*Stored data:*
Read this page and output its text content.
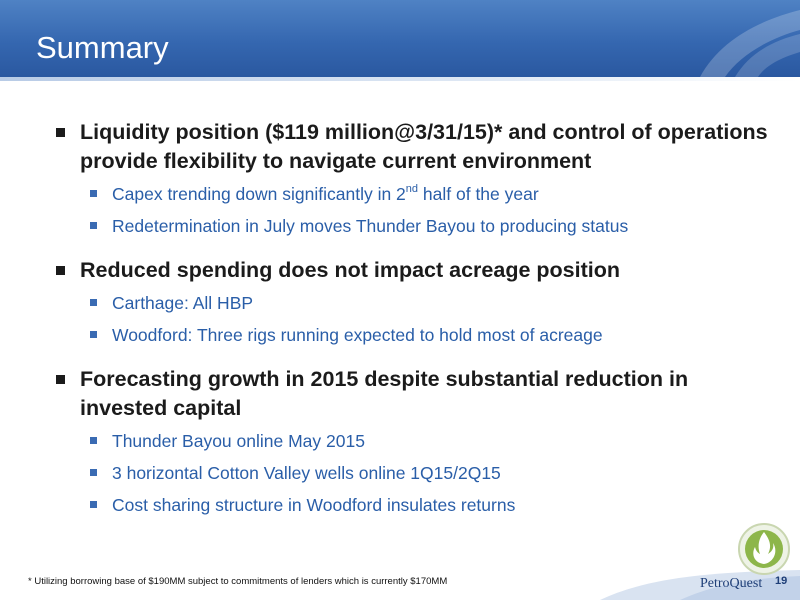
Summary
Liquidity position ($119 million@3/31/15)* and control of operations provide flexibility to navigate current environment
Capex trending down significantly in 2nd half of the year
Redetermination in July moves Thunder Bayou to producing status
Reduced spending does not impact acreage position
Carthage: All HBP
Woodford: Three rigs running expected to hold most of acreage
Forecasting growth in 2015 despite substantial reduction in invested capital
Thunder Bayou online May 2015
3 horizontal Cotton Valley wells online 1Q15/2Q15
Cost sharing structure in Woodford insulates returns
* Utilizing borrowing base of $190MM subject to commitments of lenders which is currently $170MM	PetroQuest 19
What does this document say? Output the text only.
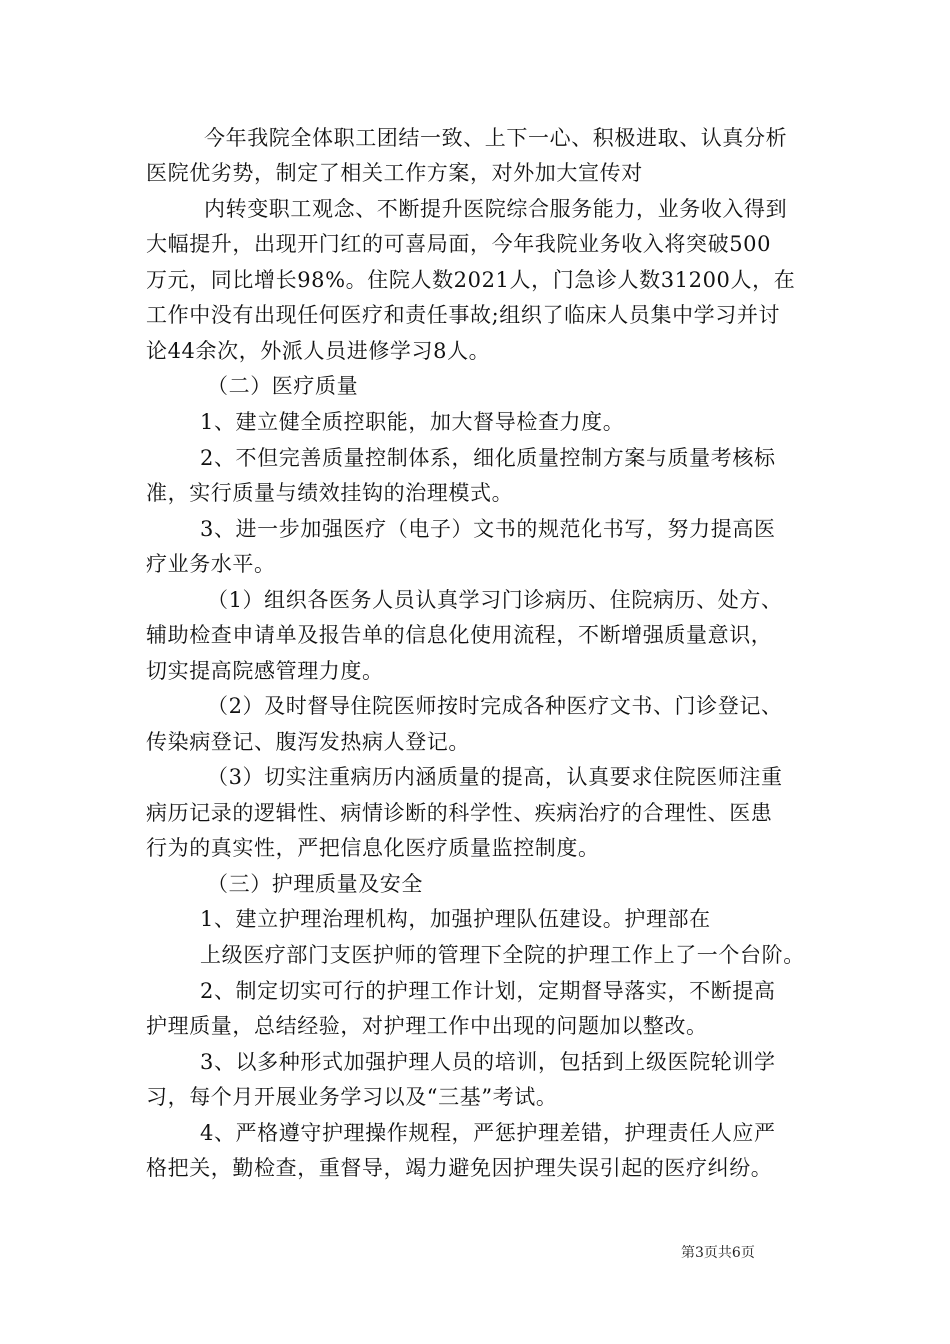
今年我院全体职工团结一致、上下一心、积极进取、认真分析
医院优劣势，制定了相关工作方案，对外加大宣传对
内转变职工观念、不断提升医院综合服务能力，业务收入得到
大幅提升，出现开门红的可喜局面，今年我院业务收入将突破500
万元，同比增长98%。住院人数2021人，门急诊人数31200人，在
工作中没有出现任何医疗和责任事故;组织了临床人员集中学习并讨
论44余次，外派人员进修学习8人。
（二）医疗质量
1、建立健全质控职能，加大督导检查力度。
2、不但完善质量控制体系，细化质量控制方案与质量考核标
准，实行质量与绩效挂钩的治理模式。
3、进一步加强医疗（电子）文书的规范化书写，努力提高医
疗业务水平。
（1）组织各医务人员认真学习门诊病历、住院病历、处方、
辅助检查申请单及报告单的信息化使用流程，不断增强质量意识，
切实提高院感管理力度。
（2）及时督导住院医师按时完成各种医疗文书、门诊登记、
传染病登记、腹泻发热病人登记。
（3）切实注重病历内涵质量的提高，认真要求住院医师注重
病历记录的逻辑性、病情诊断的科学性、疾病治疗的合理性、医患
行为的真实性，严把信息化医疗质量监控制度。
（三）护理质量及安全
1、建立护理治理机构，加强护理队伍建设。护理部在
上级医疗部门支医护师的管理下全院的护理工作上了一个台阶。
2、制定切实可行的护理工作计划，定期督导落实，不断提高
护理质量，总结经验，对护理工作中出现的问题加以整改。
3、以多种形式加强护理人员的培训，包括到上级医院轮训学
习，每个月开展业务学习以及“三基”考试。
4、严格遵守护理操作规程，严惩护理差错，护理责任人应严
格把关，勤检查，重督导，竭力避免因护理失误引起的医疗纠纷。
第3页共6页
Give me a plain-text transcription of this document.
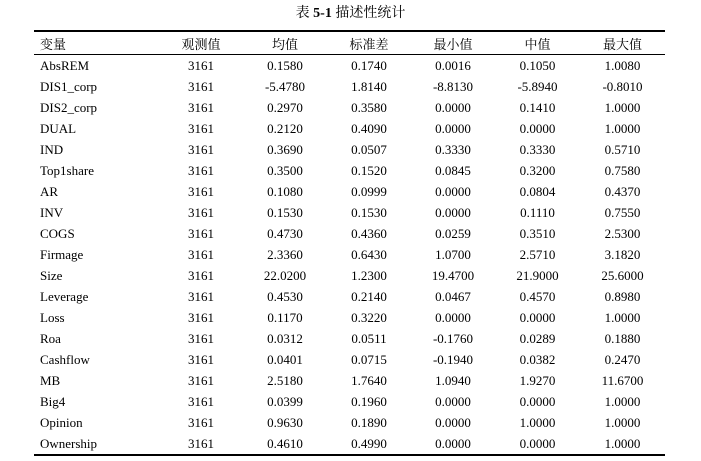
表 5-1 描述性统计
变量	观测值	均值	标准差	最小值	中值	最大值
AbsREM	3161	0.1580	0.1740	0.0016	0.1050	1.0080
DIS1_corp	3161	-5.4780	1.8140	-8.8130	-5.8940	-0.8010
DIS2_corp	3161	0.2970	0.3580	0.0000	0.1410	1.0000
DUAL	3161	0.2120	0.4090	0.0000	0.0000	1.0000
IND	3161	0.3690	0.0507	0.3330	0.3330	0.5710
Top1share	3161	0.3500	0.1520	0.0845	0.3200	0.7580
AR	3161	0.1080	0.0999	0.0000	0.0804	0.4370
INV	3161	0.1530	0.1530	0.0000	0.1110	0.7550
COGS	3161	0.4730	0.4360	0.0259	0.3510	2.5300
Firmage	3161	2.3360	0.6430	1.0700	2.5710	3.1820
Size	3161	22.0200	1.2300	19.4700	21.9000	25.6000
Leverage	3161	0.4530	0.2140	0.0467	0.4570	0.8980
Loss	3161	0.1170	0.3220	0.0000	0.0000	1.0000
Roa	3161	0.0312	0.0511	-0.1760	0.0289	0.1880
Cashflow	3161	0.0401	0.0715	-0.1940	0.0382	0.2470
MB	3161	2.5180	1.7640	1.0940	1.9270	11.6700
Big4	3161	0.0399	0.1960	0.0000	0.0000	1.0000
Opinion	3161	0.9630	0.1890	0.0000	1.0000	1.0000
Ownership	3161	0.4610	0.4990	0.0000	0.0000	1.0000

*TO DO:*
Give back the entries verbatim. Do not include any picture.

*RESPONSE TO THIS TASK:*
Read this page and output its text content.
Summary
Liquidity position ($119 million@3/31/15)* and control of operations provide flexibility to navigate current environment
Capex trending down significantly in 2nd half of the year
Redetermination in July moves Thunder Bayou to producing status
Reduced spending does not impact acreage position
Carthage: All HBP
Woodford: Three rigs running expected to hold most of acreage
Forecasting growth in 2015 despite substantial reduction in invested capital
Thunder Bayou online May 2015
3 horizontal Cotton Valley wells online 1Q15/2Q15
Cost sharing structure in Woodford insulates returns
* Utilizing borrowing base of $190MM subject to commitments of lenders which is currently $170MM	PetroQuest 19
What does this document say? Output the text only.
今年我院全体职工团结一致、上下一心、积极进取、认真分析
医院优劣势，制定了相关工作方案，对外加大宣传对
内转变职工观念、不断提升医院综合服务能力，业务收入得到
大幅提升，出现开门红的可喜局面，今年我院业务收入将突破500
万元，同比增长98%。住院人数2021人，门急诊人数31200人，在
工作中没有出现任何医疗和责任事故;组织了临床人员集中学习并讨
论44余次，外派人员进修学习8人。
（二）医疗质量
1、建立健全质控职能，加大督导检查力度。
2、不但完善质量控制体系，细化质量控制方案与质量考核标
准，实行质量与绩效挂钩的治理模式。
3、进一步加强医疗（电子）文书的规范化书写，努力提高医
疗业务水平。
（1）组织各医务人员认真学习门诊病历、住院病历、处方、
辅助检查申请单及报告单的信息化使用流程，不断增强质量意识，
切实提高院感管理力度。
（2）及时督导住院医师按时完成各种医疗文书、门诊登记、
传染病登记、腹泻发热病人登记。
（3）切实注重病历内涵质量的提高，认真要求住院医师注重
病历记录的逻辑性、病情诊断的科学性、疾病治疗的合理性、医患
行为的真实性，严把信息化医疗质量监控制度。
（三）护理质量及安全
1、建立护理治理机构，加强护理队伍建设。护理部在
上级医疗部门支医护师的管理下全院的护理工作上了一个台阶。
2、制定切实可行的护理工作计划，定期督导落实，不断提高
护理质量，总结经验，对护理工作中出现的问题加以整改。
3、以多种形式加强护理人员的培训，包括到上级医院轮训学
习，每个月开展业务学习以及“三基”考试。
4、严格遵守护理操作规程，严惩护理差错，护理责任人应严
格把关，勤检查，重督导，竭力避免因护理失误引起的医疗纠纷。
第3页共6页
Give me a plain-text transcription of this document.
表 5-1 描述性统计
变量	观测值	均值	标准差	最小值	中值	最大值
AbsREM	3161	0.1580	0.1740	0.0016	0.1050	1.0080
DIS1_corp	3161	-5.4780	1.8140	-8.8130	-5.8940	-0.8010
DIS2_corp	3161	0.2970	0.3580	0.0000	0.1410	1.0000
DUAL	3161	0.2120	0.4090	0.0000	0.0000	1.0000
IND	3161	0.3690	0.0507	0.3330	0.3330	0.5710
Top1share	3161	0.3500	0.1520	0.0845	0.3200	0.7580
AR	3161	0.1080	0.0999	0.0000	0.0804	0.4370
INV	3161	0.1530	0.1530	0.0000	0.1110	0.7550
COGS	3161	0.4730	0.4360	0.0259	0.3510	2.5300
Firmage	3161	2.3360	0.6430	1.0700	2.5710	3.1820
Size	3161	22.0200	1.2300	19.4700	21.9000	25.6000
Leverage	3161	0.4530	0.2140	0.0467	0.4570	0.8980
Loss	3161	0.1170	0.3220	0.0000	0.0000	1.0000
Roa	3161	0.0312	0.0511	-0.1760	0.0289	0.1880
Cashflow	3161	0.0401	0.0715	-0.1940	0.0382	0.2470
MB	3161	2.5180	1.7640	1.0940	1.9270	11.6700
Big4	3161	0.0399	0.1960	0.0000	0.0000	1.0000
Opinion	3161	0.9630	0.1890	0.0000	1.0000	1.0000
Ownership	3161	0.4610	0.4990	0.0000	0.0000	1.0000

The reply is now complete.